Exercise: Lines containing the word "marker" are the ones to copy from the records below.

Dataset content:
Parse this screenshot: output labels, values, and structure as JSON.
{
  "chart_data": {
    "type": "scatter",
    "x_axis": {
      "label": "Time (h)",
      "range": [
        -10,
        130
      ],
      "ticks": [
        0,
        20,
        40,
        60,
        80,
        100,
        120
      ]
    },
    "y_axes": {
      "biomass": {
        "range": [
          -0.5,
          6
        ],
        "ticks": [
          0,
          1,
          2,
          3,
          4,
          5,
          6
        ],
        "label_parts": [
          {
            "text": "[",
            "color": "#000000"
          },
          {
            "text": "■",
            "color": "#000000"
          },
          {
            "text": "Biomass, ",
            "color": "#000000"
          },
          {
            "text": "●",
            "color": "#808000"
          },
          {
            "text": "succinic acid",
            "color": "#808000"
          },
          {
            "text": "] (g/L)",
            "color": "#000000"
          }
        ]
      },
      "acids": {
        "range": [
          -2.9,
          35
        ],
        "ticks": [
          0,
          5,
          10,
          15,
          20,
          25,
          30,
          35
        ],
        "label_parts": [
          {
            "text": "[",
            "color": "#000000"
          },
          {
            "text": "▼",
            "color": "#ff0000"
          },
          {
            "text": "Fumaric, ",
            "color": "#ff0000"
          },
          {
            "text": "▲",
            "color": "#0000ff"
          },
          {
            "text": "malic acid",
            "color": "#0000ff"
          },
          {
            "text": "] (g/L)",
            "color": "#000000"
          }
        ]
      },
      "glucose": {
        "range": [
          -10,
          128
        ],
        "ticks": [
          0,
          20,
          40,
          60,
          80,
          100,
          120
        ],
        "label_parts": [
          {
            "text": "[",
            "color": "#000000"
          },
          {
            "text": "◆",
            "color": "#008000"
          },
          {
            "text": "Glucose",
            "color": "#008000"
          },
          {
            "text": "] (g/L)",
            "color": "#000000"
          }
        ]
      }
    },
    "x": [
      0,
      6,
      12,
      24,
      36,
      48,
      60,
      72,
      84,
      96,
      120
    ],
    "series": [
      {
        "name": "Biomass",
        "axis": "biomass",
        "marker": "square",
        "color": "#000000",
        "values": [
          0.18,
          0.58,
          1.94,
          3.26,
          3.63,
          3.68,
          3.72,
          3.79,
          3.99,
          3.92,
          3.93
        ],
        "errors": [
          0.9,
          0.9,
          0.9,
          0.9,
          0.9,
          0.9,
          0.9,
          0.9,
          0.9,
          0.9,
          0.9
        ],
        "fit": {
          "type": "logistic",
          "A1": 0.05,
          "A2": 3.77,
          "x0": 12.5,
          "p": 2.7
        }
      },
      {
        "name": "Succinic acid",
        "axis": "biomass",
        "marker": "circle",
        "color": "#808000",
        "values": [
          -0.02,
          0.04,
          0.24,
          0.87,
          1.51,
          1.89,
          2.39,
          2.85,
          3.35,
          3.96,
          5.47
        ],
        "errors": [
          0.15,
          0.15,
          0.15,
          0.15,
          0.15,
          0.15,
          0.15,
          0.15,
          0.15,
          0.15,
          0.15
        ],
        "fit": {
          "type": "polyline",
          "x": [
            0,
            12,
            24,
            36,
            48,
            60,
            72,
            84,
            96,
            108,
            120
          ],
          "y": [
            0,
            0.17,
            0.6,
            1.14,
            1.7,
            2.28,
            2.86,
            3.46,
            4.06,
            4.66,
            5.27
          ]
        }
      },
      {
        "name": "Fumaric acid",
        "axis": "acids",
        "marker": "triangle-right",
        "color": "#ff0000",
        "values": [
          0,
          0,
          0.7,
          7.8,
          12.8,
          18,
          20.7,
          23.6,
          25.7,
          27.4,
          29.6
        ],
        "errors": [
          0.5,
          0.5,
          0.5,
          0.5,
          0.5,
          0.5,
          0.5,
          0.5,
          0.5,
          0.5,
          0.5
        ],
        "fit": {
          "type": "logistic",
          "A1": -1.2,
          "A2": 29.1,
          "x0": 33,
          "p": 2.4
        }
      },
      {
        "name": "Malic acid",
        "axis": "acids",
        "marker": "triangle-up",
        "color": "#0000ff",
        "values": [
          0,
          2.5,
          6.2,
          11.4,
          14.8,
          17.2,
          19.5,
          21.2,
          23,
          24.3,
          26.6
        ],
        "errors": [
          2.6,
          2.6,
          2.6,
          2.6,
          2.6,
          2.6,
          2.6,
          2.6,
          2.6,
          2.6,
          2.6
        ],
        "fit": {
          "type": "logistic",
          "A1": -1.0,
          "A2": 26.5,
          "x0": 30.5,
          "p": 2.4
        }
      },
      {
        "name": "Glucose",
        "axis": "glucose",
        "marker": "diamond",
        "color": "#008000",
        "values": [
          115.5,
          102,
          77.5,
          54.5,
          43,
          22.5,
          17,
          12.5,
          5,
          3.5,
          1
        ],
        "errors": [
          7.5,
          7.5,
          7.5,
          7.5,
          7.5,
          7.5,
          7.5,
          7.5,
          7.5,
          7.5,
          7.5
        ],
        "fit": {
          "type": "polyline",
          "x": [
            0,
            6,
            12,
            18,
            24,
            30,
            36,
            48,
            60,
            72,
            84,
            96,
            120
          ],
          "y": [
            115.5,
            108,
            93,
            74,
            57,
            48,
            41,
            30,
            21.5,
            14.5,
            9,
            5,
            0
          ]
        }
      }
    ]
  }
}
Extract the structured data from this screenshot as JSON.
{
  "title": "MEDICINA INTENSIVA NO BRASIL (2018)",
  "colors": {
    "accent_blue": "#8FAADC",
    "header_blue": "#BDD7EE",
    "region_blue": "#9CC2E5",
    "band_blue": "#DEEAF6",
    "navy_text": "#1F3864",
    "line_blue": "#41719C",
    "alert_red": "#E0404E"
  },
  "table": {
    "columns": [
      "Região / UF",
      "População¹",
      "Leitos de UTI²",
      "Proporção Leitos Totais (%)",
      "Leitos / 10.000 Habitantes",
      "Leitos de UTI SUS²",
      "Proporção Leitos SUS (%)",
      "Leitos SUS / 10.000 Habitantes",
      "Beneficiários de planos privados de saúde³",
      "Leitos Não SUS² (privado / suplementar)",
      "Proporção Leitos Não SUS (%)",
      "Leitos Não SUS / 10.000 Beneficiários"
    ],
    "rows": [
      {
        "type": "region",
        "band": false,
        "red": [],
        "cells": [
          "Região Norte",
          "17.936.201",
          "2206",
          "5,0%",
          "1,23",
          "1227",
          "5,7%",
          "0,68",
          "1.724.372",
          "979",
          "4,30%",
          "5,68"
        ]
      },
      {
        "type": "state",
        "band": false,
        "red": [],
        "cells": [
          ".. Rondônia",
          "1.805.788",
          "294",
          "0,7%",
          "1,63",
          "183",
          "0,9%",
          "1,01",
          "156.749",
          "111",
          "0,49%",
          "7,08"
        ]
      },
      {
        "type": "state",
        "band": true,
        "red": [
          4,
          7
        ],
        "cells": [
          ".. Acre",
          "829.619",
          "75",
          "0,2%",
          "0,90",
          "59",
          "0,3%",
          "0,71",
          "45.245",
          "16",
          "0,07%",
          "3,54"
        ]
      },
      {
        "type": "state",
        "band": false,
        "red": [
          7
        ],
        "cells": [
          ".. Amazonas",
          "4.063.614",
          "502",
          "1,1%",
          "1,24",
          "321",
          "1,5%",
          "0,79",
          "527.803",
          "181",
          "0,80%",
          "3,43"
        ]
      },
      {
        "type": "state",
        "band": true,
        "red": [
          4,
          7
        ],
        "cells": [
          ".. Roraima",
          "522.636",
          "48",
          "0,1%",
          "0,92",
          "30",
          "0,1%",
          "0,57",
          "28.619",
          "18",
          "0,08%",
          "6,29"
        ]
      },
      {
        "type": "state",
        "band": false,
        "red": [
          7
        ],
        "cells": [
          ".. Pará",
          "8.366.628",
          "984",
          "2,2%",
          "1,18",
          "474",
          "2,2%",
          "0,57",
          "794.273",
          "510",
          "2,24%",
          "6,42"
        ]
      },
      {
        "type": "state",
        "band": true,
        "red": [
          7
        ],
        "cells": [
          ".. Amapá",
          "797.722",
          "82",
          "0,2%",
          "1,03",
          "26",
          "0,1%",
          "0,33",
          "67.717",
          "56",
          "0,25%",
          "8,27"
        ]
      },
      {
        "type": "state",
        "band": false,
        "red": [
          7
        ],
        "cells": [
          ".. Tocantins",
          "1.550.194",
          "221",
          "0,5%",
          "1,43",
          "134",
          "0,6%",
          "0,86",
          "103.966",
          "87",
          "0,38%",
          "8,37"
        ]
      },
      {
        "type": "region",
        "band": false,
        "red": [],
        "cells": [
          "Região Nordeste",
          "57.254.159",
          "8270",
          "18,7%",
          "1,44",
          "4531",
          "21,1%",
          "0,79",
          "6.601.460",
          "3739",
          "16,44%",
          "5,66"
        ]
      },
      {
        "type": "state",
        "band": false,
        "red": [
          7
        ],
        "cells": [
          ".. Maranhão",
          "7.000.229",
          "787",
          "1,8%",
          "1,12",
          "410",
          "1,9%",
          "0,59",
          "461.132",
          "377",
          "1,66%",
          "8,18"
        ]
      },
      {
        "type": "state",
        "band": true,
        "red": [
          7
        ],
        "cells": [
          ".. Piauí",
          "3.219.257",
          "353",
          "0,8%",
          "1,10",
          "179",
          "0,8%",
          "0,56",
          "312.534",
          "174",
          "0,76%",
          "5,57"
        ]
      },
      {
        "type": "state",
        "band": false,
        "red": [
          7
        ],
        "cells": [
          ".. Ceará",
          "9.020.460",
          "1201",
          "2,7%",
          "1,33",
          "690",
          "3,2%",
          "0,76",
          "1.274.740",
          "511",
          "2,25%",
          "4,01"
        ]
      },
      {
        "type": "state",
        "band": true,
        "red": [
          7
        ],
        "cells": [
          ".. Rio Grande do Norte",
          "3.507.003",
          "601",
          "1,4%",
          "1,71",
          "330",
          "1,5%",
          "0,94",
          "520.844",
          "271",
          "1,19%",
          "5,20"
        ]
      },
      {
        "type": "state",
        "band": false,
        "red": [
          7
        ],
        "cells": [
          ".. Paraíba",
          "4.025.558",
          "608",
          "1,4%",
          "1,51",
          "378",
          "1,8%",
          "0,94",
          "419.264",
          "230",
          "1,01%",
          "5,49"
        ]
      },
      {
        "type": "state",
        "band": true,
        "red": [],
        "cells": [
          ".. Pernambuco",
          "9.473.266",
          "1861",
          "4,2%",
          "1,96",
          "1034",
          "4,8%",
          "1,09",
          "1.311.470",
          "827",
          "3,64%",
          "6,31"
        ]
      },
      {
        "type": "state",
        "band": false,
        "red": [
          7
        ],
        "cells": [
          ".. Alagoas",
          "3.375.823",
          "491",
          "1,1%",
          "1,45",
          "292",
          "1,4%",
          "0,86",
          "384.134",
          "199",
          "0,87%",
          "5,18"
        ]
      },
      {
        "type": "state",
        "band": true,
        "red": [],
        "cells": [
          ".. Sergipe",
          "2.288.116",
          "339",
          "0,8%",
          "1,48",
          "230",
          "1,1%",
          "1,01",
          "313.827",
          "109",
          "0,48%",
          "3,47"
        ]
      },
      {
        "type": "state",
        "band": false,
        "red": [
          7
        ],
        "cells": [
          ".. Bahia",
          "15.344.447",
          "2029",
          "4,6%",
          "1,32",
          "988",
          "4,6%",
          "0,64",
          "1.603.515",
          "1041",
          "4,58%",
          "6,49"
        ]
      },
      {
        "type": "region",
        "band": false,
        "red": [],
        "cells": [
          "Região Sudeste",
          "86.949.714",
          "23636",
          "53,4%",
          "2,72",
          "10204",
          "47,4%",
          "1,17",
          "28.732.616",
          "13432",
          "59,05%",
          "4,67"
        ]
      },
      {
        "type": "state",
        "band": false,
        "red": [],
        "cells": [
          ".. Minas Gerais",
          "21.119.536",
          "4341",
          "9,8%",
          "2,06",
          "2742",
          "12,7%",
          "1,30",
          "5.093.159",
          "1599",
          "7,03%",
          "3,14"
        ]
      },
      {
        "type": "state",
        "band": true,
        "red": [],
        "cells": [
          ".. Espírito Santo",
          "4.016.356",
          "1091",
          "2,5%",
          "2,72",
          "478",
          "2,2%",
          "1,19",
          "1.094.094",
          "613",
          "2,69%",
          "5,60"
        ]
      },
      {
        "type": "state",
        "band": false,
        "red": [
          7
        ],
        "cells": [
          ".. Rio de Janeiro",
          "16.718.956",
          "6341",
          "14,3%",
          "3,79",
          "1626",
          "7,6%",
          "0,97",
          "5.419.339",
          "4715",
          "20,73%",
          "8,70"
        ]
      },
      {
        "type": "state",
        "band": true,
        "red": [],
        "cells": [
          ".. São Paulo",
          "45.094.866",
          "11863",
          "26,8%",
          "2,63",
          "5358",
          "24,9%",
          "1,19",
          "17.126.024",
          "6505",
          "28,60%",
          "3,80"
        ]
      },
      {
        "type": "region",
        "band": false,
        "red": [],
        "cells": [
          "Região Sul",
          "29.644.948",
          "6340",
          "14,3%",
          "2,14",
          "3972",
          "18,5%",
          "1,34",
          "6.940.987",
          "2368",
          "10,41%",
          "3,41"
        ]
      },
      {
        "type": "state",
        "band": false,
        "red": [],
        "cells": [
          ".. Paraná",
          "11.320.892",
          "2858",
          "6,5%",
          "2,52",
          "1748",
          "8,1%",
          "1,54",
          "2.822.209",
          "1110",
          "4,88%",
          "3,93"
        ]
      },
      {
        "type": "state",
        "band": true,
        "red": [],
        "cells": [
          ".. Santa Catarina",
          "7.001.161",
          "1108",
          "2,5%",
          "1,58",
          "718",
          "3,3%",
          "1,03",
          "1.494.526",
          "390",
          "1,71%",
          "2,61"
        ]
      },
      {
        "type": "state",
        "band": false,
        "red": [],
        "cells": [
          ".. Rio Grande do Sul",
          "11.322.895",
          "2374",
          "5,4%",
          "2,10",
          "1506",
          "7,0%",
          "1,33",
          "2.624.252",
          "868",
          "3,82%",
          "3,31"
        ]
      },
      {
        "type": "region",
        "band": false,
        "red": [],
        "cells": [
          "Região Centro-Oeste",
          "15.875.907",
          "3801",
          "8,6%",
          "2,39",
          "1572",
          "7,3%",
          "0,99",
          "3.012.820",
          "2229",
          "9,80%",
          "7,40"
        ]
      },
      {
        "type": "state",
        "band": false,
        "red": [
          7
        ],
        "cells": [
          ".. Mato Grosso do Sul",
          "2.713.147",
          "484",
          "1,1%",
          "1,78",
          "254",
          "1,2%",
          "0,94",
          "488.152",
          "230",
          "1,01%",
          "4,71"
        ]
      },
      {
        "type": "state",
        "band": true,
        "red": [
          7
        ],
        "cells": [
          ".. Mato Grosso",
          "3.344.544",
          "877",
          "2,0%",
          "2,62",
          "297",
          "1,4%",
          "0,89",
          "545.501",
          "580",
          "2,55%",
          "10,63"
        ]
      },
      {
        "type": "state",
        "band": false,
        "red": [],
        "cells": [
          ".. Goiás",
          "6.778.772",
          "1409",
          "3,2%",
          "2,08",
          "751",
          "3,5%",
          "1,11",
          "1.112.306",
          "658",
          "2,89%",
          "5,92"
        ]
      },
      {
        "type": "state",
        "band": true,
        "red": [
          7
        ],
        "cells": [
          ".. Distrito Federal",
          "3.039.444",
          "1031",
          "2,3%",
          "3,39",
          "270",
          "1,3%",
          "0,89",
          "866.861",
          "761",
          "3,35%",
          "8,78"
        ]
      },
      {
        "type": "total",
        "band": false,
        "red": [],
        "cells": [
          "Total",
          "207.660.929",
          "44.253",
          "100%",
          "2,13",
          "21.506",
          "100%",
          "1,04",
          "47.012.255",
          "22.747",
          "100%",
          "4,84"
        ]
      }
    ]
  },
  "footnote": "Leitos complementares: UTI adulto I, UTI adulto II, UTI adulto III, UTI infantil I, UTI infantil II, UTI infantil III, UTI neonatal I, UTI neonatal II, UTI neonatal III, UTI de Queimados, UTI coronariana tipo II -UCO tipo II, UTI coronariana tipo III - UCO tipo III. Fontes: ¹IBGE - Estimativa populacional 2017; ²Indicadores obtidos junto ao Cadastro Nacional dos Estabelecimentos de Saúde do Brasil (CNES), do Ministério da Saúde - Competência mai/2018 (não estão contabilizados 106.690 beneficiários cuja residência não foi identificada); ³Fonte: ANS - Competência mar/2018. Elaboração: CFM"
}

Exercise response:
        "marker": "square",
        "marker": "circle",
        "marker": "triangle-right",
        "marker": "triangle-up",
        "marker": "diamond",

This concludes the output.